## Stated goal
Copy every line of the records below verbatim, omitting the pictures.

________________

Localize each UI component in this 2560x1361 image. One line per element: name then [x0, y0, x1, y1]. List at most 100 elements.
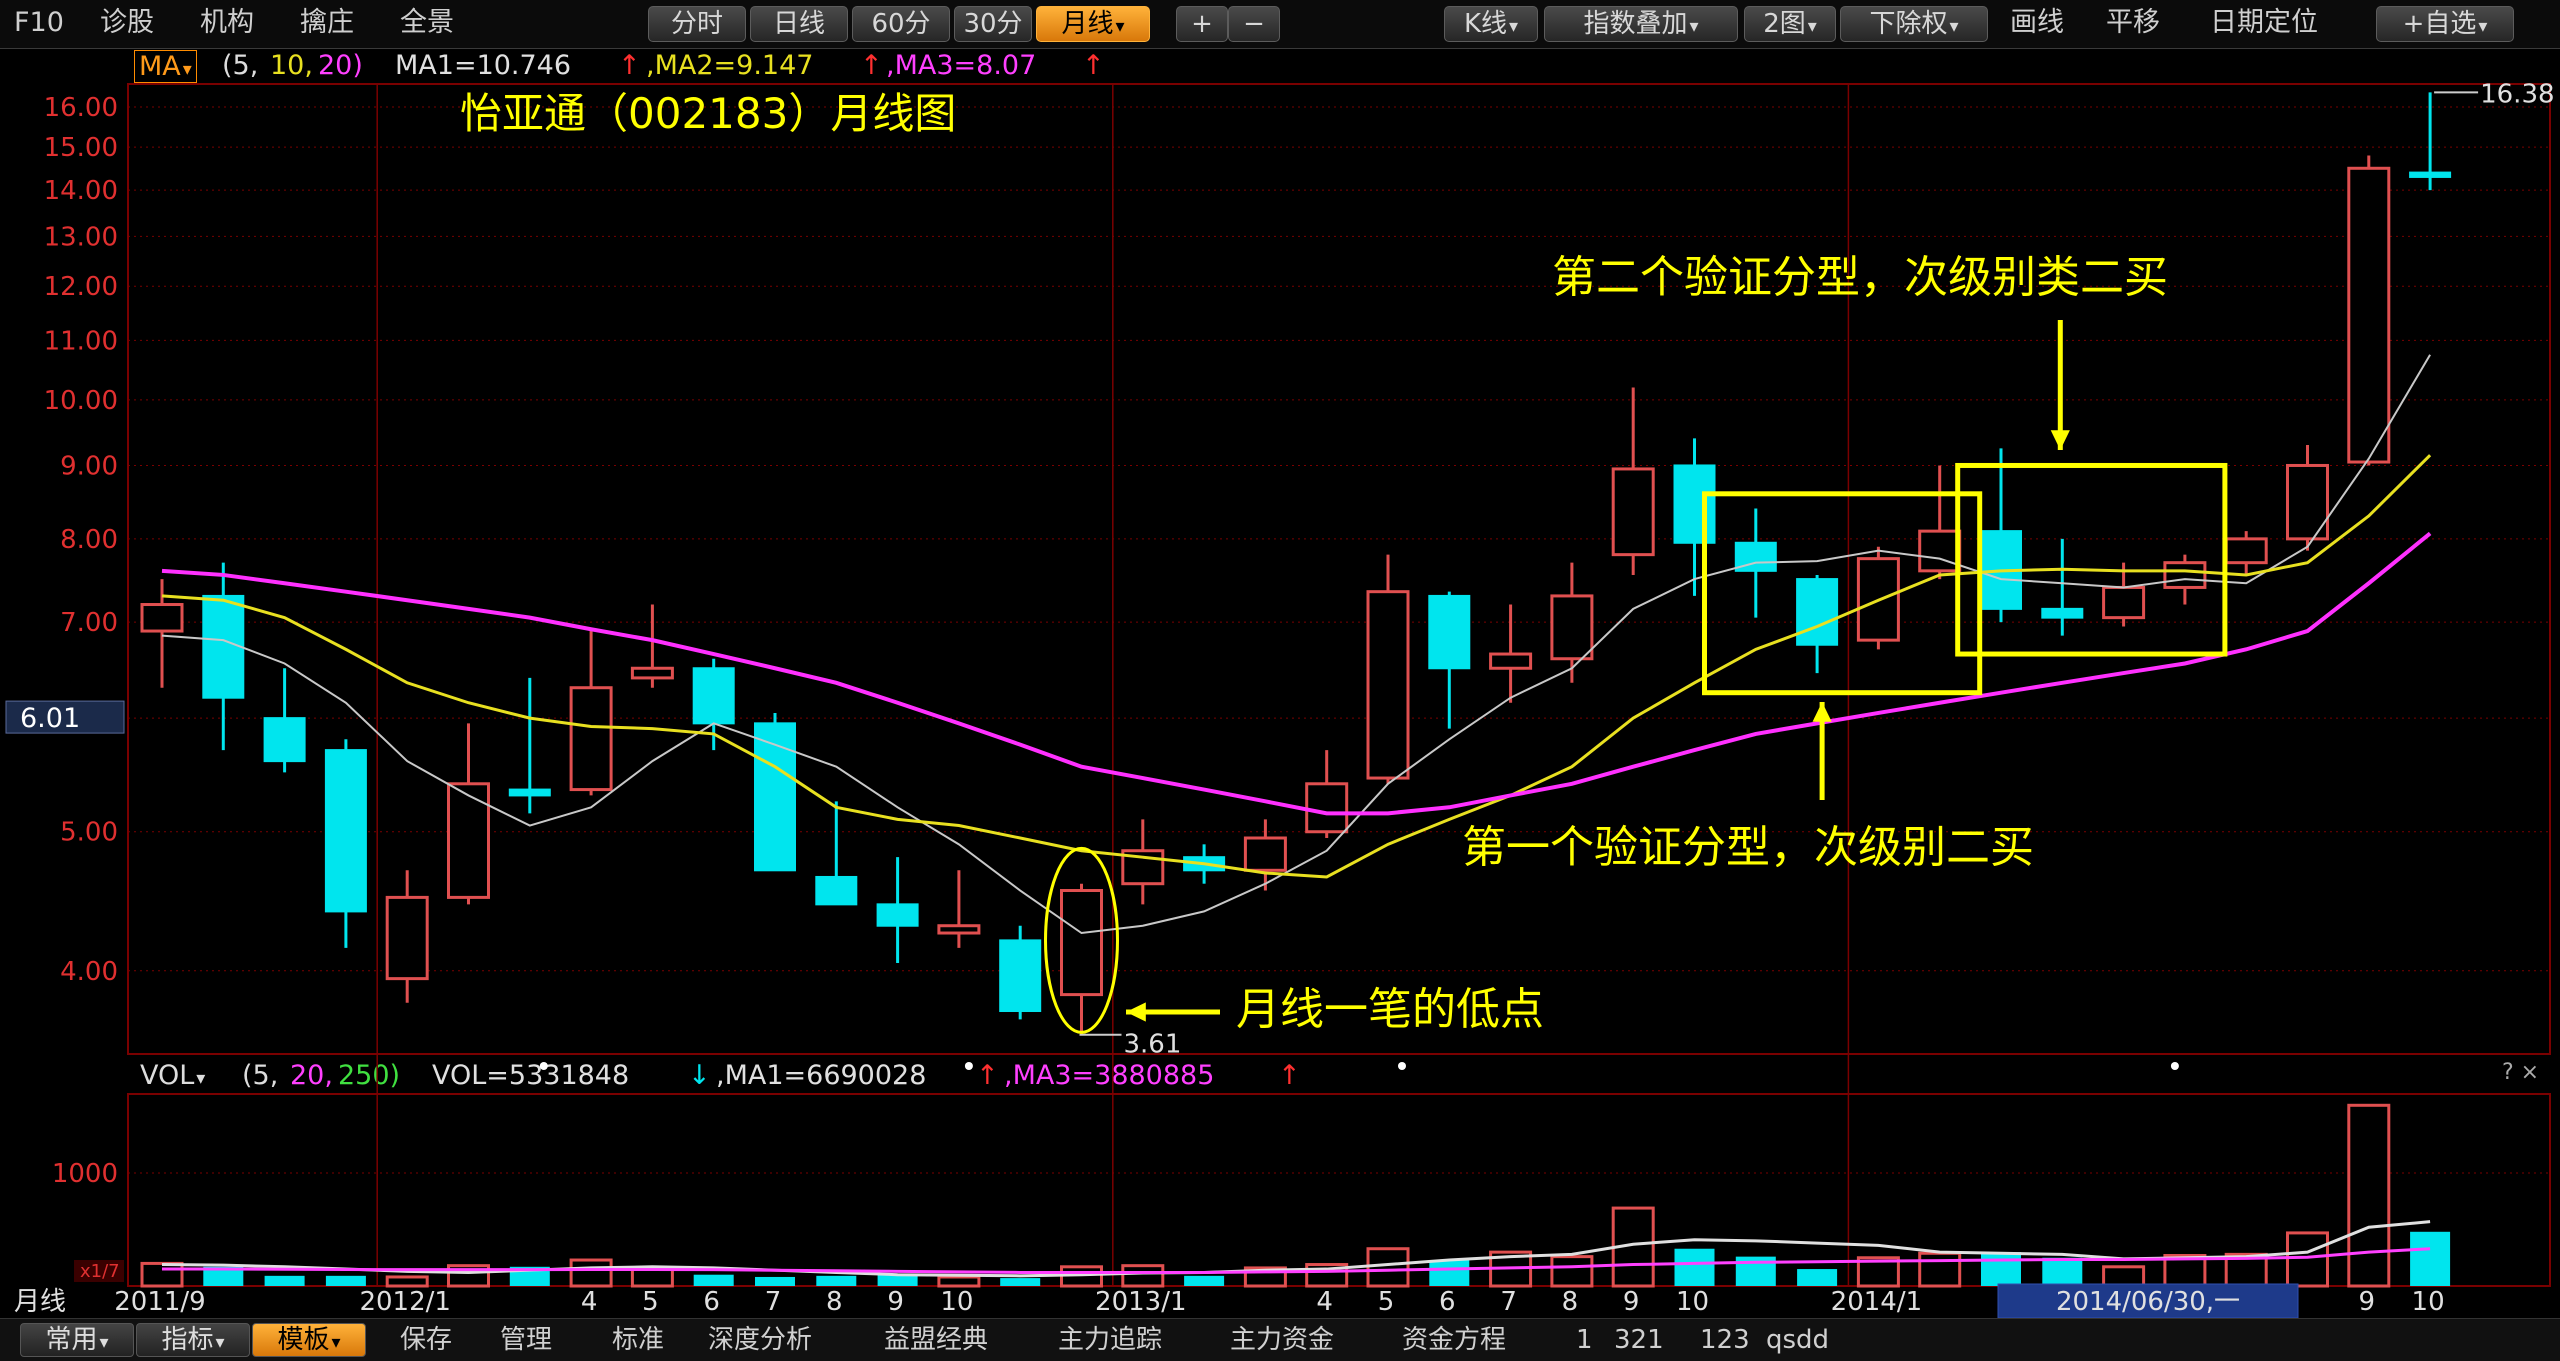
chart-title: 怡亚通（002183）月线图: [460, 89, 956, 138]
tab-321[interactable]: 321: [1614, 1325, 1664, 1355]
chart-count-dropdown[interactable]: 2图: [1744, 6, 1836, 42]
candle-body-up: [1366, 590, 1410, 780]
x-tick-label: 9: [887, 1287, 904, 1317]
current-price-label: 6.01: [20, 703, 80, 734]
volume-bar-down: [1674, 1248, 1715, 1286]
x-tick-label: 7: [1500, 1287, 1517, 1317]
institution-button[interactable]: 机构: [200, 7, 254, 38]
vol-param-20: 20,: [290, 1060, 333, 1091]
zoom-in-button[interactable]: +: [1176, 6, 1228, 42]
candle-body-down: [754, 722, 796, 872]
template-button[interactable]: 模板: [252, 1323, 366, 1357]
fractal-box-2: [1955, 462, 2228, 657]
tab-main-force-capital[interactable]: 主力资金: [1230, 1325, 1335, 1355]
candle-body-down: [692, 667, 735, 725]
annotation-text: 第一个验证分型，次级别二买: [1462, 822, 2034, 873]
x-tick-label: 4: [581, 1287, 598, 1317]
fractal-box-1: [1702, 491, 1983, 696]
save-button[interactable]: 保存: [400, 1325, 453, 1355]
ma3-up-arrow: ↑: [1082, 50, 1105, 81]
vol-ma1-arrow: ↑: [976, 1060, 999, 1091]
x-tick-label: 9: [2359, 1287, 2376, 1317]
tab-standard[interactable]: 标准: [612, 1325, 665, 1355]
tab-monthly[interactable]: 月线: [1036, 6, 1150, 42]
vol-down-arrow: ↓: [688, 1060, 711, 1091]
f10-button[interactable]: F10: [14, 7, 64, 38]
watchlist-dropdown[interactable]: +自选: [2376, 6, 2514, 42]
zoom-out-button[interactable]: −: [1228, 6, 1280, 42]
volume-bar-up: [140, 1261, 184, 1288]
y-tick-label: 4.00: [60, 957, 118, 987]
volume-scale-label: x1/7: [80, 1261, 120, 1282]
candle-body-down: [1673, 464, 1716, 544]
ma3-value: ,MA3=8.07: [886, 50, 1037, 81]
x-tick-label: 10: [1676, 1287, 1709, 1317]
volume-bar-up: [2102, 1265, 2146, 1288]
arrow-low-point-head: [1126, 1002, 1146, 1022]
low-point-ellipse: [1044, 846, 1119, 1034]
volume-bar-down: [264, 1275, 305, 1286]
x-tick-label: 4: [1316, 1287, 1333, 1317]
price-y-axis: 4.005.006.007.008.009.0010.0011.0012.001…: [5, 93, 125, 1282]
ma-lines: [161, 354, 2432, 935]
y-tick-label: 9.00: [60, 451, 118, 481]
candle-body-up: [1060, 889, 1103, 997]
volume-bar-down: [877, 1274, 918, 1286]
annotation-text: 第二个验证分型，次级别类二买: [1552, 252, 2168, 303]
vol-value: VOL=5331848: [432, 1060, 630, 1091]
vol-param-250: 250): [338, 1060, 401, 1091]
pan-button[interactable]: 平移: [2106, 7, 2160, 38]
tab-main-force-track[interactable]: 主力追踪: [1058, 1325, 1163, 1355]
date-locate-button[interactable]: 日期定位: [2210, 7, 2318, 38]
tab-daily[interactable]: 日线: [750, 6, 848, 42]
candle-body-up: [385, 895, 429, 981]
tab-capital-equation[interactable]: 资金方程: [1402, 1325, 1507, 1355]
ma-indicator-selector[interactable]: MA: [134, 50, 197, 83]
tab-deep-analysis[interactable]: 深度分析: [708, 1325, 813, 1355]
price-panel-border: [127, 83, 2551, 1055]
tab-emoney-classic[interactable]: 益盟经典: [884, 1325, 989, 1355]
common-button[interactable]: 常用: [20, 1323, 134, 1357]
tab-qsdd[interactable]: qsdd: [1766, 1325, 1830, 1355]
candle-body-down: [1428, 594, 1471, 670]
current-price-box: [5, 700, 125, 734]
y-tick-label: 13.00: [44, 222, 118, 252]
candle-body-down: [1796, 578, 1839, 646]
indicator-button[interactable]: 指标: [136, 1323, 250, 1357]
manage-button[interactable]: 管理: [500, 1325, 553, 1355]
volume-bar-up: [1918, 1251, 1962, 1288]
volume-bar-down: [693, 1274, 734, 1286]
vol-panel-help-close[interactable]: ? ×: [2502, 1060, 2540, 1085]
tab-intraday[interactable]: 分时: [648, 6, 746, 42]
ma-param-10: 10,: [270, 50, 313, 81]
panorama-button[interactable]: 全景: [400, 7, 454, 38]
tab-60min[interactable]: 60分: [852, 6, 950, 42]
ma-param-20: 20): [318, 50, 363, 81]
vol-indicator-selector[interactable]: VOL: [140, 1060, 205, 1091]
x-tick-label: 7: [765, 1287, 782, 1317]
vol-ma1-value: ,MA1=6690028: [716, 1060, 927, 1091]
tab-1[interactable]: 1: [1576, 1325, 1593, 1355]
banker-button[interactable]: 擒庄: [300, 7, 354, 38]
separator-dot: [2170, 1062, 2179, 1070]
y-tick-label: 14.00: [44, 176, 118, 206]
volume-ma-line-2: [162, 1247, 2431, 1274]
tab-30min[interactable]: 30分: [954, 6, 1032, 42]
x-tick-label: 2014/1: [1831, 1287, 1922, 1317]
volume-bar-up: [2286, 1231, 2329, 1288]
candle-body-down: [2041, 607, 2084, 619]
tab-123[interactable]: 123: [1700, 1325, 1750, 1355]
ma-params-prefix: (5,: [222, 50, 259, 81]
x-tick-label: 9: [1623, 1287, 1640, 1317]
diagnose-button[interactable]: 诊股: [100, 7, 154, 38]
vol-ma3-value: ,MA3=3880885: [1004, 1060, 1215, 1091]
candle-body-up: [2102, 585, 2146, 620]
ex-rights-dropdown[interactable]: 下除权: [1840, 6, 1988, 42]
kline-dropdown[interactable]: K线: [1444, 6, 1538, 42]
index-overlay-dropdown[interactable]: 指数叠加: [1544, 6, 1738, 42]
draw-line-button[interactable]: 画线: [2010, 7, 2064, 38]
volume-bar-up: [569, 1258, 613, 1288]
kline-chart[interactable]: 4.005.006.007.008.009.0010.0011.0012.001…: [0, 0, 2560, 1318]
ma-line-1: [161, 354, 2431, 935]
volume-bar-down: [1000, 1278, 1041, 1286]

________________

## Solution
Localize each UI component in this 2560x1361 image. One line per element: name then [x0, y0, x1, y1]. List at most 100 elements.
chart-title: 怡亚通（002183）月线图: [460, 89, 956, 138]
tab-321[interactable]: 321: [1614, 1325, 1664, 1355]
chart-count-dropdown[interactable]: 2图: [1744, 6, 1836, 42]
candle-body-up: [1366, 590, 1410, 780]
x-tick-label: 9: [887, 1287, 904, 1317]
current-price-label: 6.01: [20, 703, 80, 734]
volume-bar-down: [1674, 1248, 1715, 1286]
x-tick-label: 7: [1500, 1287, 1517, 1317]
institution-button[interactable]: 机构: [200, 7, 254, 38]
vol-param-20: 20,: [290, 1060, 333, 1091]
zoom-in-button[interactable]: +: [1176, 6, 1228, 42]
candle-body-down: [754, 722, 796, 872]
template-button[interactable]: 模板: [252, 1323, 366, 1357]
fractal-box-2: [1955, 462, 2228, 657]
tab-main-force-capital[interactable]: 主力资金: [1230, 1325, 1335, 1355]
candle-body-down: [692, 667, 735, 725]
annotation-text: 第一个验证分型，次级别二买: [1462, 822, 2034, 873]
x-tick-label: 4: [581, 1287, 598, 1317]
fractal-box-1: [1702, 491, 1983, 696]
save-button[interactable]: 保存: [400, 1325, 453, 1355]
ma3-up-arrow: ↑: [1082, 50, 1105, 81]
vol-ma1-arrow: ↑: [976, 1060, 999, 1091]
x-tick-label: 9: [2359, 1287, 2376, 1317]
tab-standard[interactable]: 标准: [612, 1325, 665, 1355]
tab-monthly[interactable]: 月线: [1036, 6, 1150, 42]
vol-down-arrow: ↓: [688, 1060, 711, 1091]
f10-button[interactable]: F10: [14, 7, 64, 38]
watchlist-dropdown[interactable]: +自选: [2376, 6, 2514, 42]
zoom-out-button[interactable]: −: [1228, 6, 1280, 42]
volume-bar-up: [140, 1261, 184, 1288]
y-tick-label: 4.00: [60, 957, 118, 987]
volume-scale-label: x1/7: [80, 1261, 120, 1282]
candle-body-down: [1673, 464, 1716, 544]
ma3-value: ,MA3=8.07: [886, 50, 1037, 81]
x-tick-label: 10: [1676, 1287, 1709, 1317]
volume-bar-up: [2102, 1265, 2146, 1288]
arrow-low-point-head: [1126, 1002, 1146, 1022]
low-point-ellipse: [1044, 846, 1119, 1034]
volume-bar-down: [264, 1275, 305, 1286]
x-tick-label: 4: [1316, 1287, 1333, 1317]
price-y-axis: 4.005.006.007.008.009.0010.0011.0012.001…: [5, 93, 125, 1282]
ma-lines: [161, 354, 2432, 935]
y-tick-label: 9.00: [60, 451, 118, 481]
candle-body-up: [1060, 889, 1103, 997]
volume-bar-down: [877, 1274, 918, 1286]
annotation-text: 第二个验证分型，次级别类二买: [1552, 252, 2168, 303]
vol-value: VOL=5331848: [432, 1060, 630, 1091]
vol-param-250: 250): [338, 1060, 401, 1091]
pan-button[interactable]: 平移: [2106, 7, 2160, 38]
tab-main-force-track[interactable]: 主力追踪: [1058, 1325, 1163, 1355]
date-locate-button[interactable]: 日期定位: [2210, 7, 2318, 38]
tab-daily[interactable]: 日线: [750, 6, 848, 42]
candle-body-up: [385, 895, 429, 981]
tab-capital-equation[interactable]: 资金方程: [1402, 1325, 1507, 1355]
ma-indicator-selector[interactable]: MA: [134, 50, 197, 83]
tab-deep-analysis[interactable]: 深度分析: [708, 1325, 813, 1355]
price-panel-border: [127, 83, 2551, 1055]
tab-emoney-classic[interactable]: 益盟经典: [884, 1325, 989, 1355]
common-button[interactable]: 常用: [20, 1323, 134, 1357]
tab-qsdd[interactable]: qsdd: [1766, 1325, 1830, 1355]
candle-body-down: [1428, 594, 1471, 670]
current-price-box: [5, 700, 125, 734]
y-tick-label: 13.00: [44, 222, 118, 252]
candle-body-down: [1796, 578, 1839, 646]
indicator-button[interactable]: 指标: [136, 1323, 250, 1357]
manage-button[interactable]: 管理: [500, 1325, 553, 1355]
volume-bar-up: [1918, 1251, 1962, 1288]
volume-bar-down: [693, 1274, 734, 1286]
vol-panel-help-close[interactable]: ? ×: [2502, 1060, 2540, 1085]
tab-intraday[interactable]: 分时: [648, 6, 746, 42]
ma-param-10: 10,: [270, 50, 313, 81]
panorama-button[interactable]: 全景: [400, 7, 454, 38]
tab-60min[interactable]: 60分: [852, 6, 950, 42]
ma-param-20: 20): [318, 50, 363, 81]
vol-indicator-selector[interactable]: VOL: [140, 1060, 205, 1091]
x-tick-label: 7: [765, 1287, 782, 1317]
vol-ma1-value: ,MA1=6690028: [716, 1060, 927, 1091]
tab-1[interactable]: 1: [1576, 1325, 1593, 1355]
banker-button[interactable]: 擒庄: [300, 7, 354, 38]
separator-dot: [2170, 1062, 2179, 1070]
y-tick-label: 14.00: [44, 176, 118, 206]
volume-ma-line-2: [162, 1247, 2431, 1274]
tab-30min[interactable]: 30分: [954, 6, 1032, 42]
x-tick-label: 2014/1: [1831, 1287, 1922, 1317]
volume-bar-up: [2286, 1231, 2329, 1288]
candle-body-down: [2041, 607, 2084, 619]
tab-123[interactable]: 123: [1700, 1325, 1750, 1355]
ma-params-prefix: (5,: [222, 50, 259, 81]
x-tick-label: 9: [1623, 1287, 1640, 1317]
diagnose-button[interactable]: 诊股: [100, 7, 154, 38]
vol-ma3-value: ,MA3=3880885: [1004, 1060, 1215, 1091]
candle-body-up: [2102, 585, 2146, 620]
ex-rights-dropdown[interactable]: 下除权: [1840, 6, 1988, 42]
kline-dropdown[interactable]: K线: [1444, 6, 1538, 42]
index-overlay-dropdown[interactable]: 指数叠加: [1544, 6, 1738, 42]
draw-line-button[interactable]: 画线: [2010, 7, 2064, 38]
volume-bar-up: [569, 1258, 613, 1288]
kline-chart[interactable]: 4.005.006.007.008.009.0010.0011.0012.001…: [0, 0, 2560, 1318]
ma-line-1: [161, 354, 2431, 935]
volume-bar-down: [1000, 1278, 1041, 1286]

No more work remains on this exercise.